# start of Records shown

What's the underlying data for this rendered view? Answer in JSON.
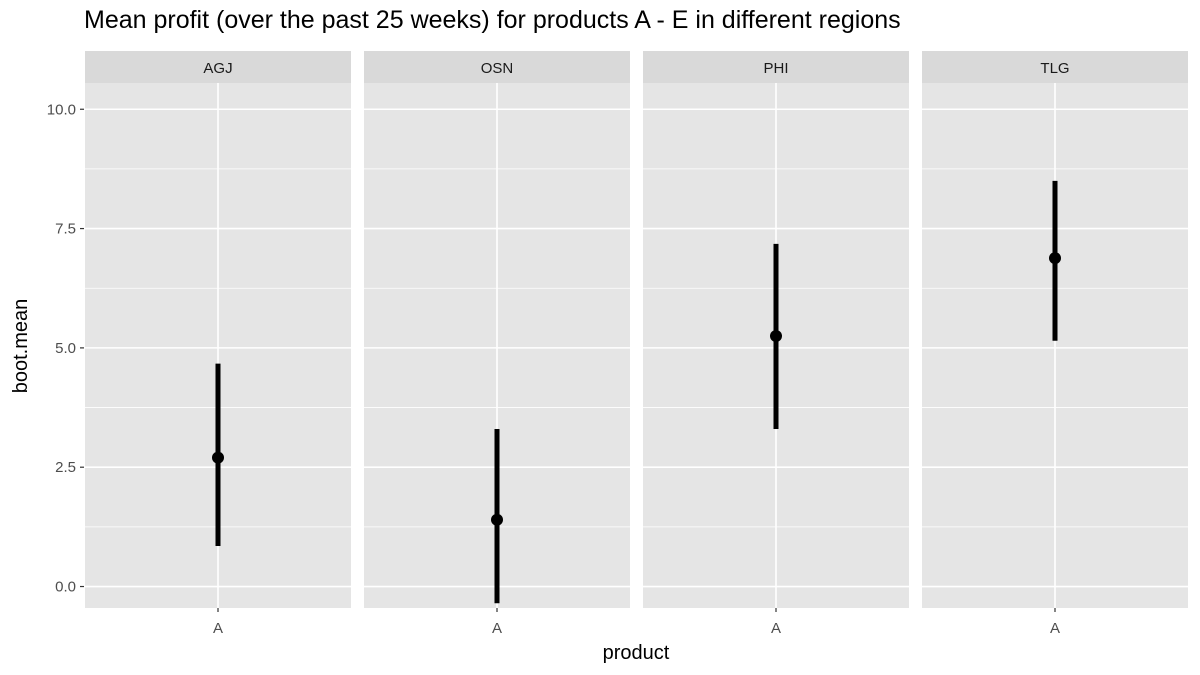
{
  "chart_data": {
    "type": "scatter",
    "title": "Mean profit (over the past 25 weeks) for products A - E in different regions",
    "xlabel": "product",
    "ylabel": "boot.mean",
    "ylim": [
      -0.45,
      10.55
    ],
    "yticks": [
      0,
      2.5,
      5,
      7.5,
      10
    ],
    "ytick_labels": [
      "0.0",
      "2.5",
      "5.0",
      "7.5",
      "10.0"
    ],
    "grid": true,
    "facets": [
      {
        "panel": "AGJ",
        "category": "A",
        "mean": 2.7,
        "lower": 0.85,
        "upper": 4.67
      },
      {
        "panel": "OSN",
        "category": "A",
        "mean": 1.4,
        "lower": -0.35,
        "upper": 3.3
      },
      {
        "panel": "PHI",
        "category": "A",
        "mean": 5.25,
        "lower": 3.3,
        "upper": 7.18
      },
      {
        "panel": "TLG",
        "category": "A",
        "mean": 6.88,
        "lower": 5.15,
        "upper": 8.5
      }
    ],
    "colors": {
      "panel_background": "#e5e5e5",
      "strip_background": "#d9d9d9",
      "grid": "#ffffff",
      "marks": "#000000"
    }
  }
}
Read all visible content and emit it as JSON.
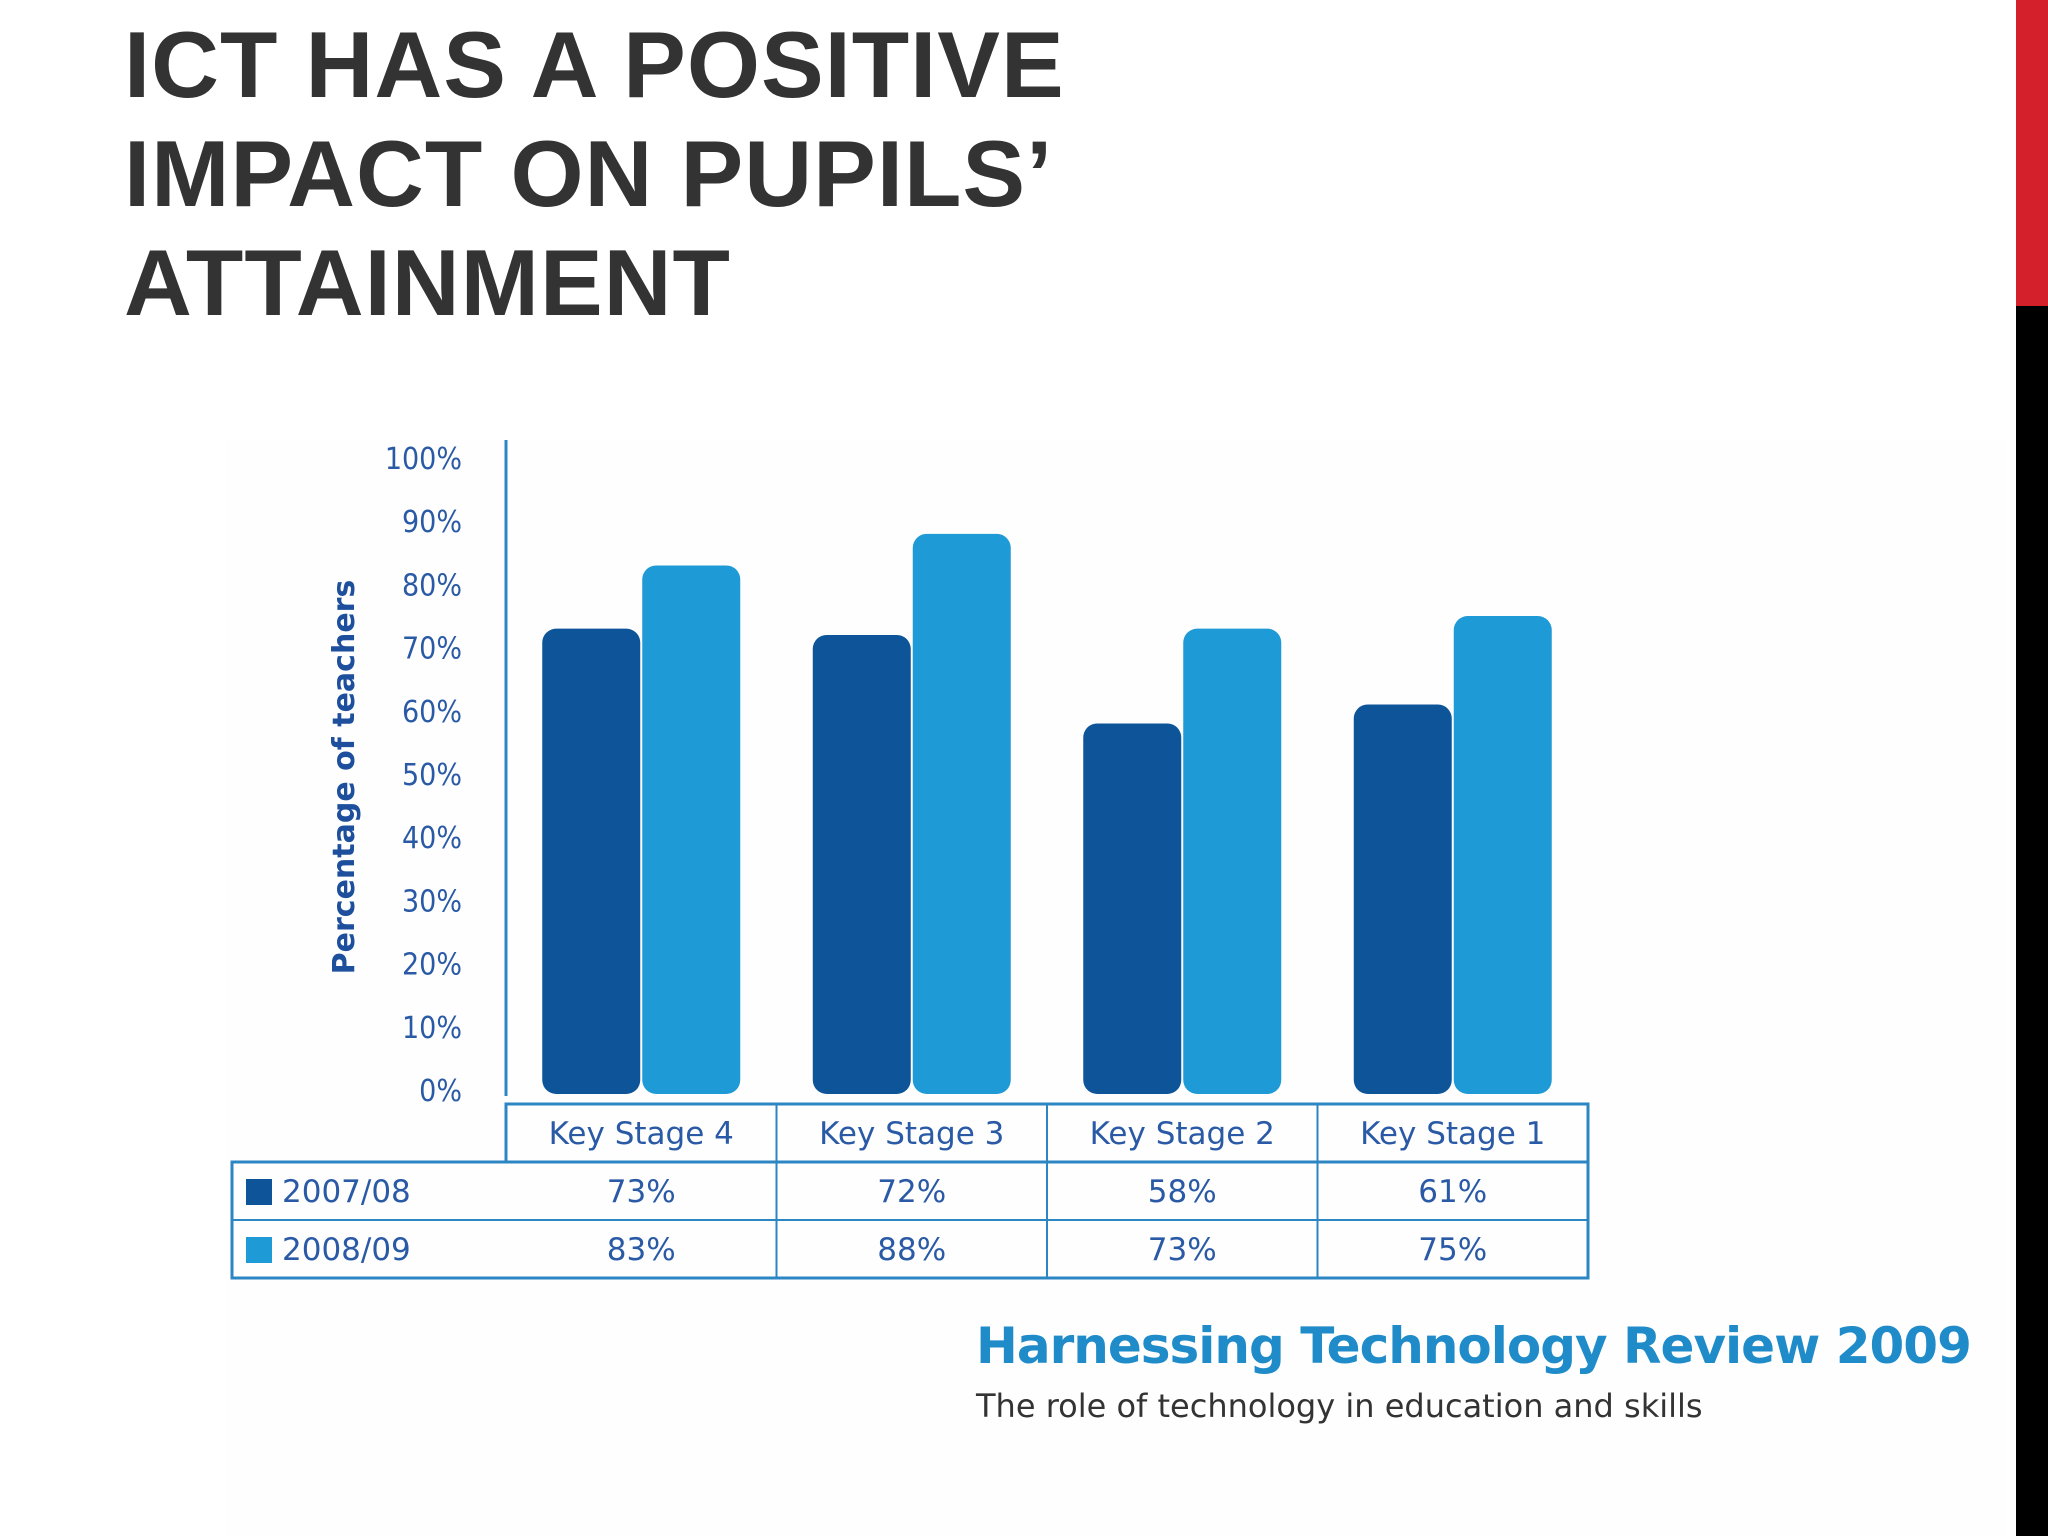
{
  "slide": {
    "title": "ICT HAS A POSITIVE\nIMPACT ON PUPILS’\nATTAINMENT",
    "accent_colors": {
      "red": "#d3202b",
      "black": "#000000"
    }
  },
  "chart_data": {
    "type": "bar",
    "title": "",
    "xlabel": "",
    "ylabel": "Percentage of teachers",
    "ylim": [
      0,
      100
    ],
    "y_ticks": [
      "0%",
      "10%",
      "20%",
      "30%",
      "40%",
      "50%",
      "60%",
      "70%",
      "80%",
      "90%",
      "100%"
    ],
    "grid": false,
    "legend": "table-left",
    "categories": [
      "Key Stage 4",
      "Key Stage 3",
      "Key Stage 2",
      "Key Stage 1"
    ],
    "series": [
      {
        "name": "2007/08",
        "color": "#0d5499",
        "values": [
          73,
          72,
          58,
          61
        ],
        "labels": [
          "73%",
          "72%",
          "58%",
          "61%"
        ]
      },
      {
        "name": "2008/09",
        "color": "#1e9ad6",
        "values": [
          83,
          88,
          73,
          75
        ],
        "labels": [
          "83%",
          "88%",
          "73%",
          "75%"
        ]
      }
    ]
  },
  "source": {
    "title": "Harnessing Technology Review 2009",
    "subtitle": "The role of technology in education and skills"
  }
}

# end of Records shown

What is required
Make an exact copy of the data above, pictures excluded.

The answer
What's the underlying data for this rendered view? Answer in JSON.
{
  "chart_data": {
    "type": "scatter",
    "title": "Mean profit (over the past 25 weeks) for products A - E in different regions",
    "xlabel": "product",
    "ylabel": "boot.mean",
    "ylim": [
      -0.45,
      10.55
    ],
    "yticks": [
      0,
      2.5,
      5,
      7.5,
      10
    ],
    "ytick_labels": [
      "0.0",
      "2.5",
      "5.0",
      "7.5",
      "10.0"
    ],
    "grid": true,
    "facets": [
      {
        "panel": "AGJ",
        "category": "A",
        "mean": 2.7,
        "lower": 0.85,
        "upper": 4.67
      },
      {
        "panel": "OSN",
        "category": "A",
        "mean": 1.4,
        "lower": -0.35,
        "upper": 3.3
      },
      {
        "panel": "PHI",
        "category": "A",
        "mean": 5.25,
        "lower": 3.3,
        "upper": 7.18
      },
      {
        "panel": "TLG",
        "category": "A",
        "mean": 6.88,
        "lower": 5.15,
        "upper": 8.5
      }
    ],
    "colors": {
      "panel_background": "#e5e5e5",
      "strip_background": "#d9d9d9",
      "grid": "#ffffff",
      "marks": "#000000"
    }
  }
}
Read all visible content and emit it as JSON.
{
  "slide": {
    "title": "ICT HAS A POSITIVE\nIMPACT ON PUPILS’\nATTAINMENT",
    "accent_colors": {
      "red": "#d3202b",
      "black": "#000000"
    }
  },
  "chart_data": {
    "type": "bar",
    "title": "",
    "xlabel": "",
    "ylabel": "Percentage of teachers",
    "ylim": [
      0,
      100
    ],
    "y_ticks": [
      "0%",
      "10%",
      "20%",
      "30%",
      "40%",
      "50%",
      "60%",
      "70%",
      "80%",
      "90%",
      "100%"
    ],
    "grid": false,
    "legend": "table-left",
    "categories": [
      "Key Stage 4",
      "Key Stage 3",
      "Key Stage 2",
      "Key Stage 1"
    ],
    "series": [
      {
        "name": "2007/08",
        "color": "#0d5499",
        "values": [
          73,
          72,
          58,
          61
        ],
        "labels": [
          "73%",
          "72%",
          "58%",
          "61%"
        ]
      },
      {
        "name": "2008/09",
        "color": "#1e9ad6",
        "values": [
          83,
          88,
          73,
          75
        ],
        "labels": [
          "83%",
          "88%",
          "73%",
          "75%"
        ]
      }
    ]
  },
  "source": {
    "title": "Harnessing Technology Review 2009",
    "subtitle": "The role of technology in education and skills"
  }
}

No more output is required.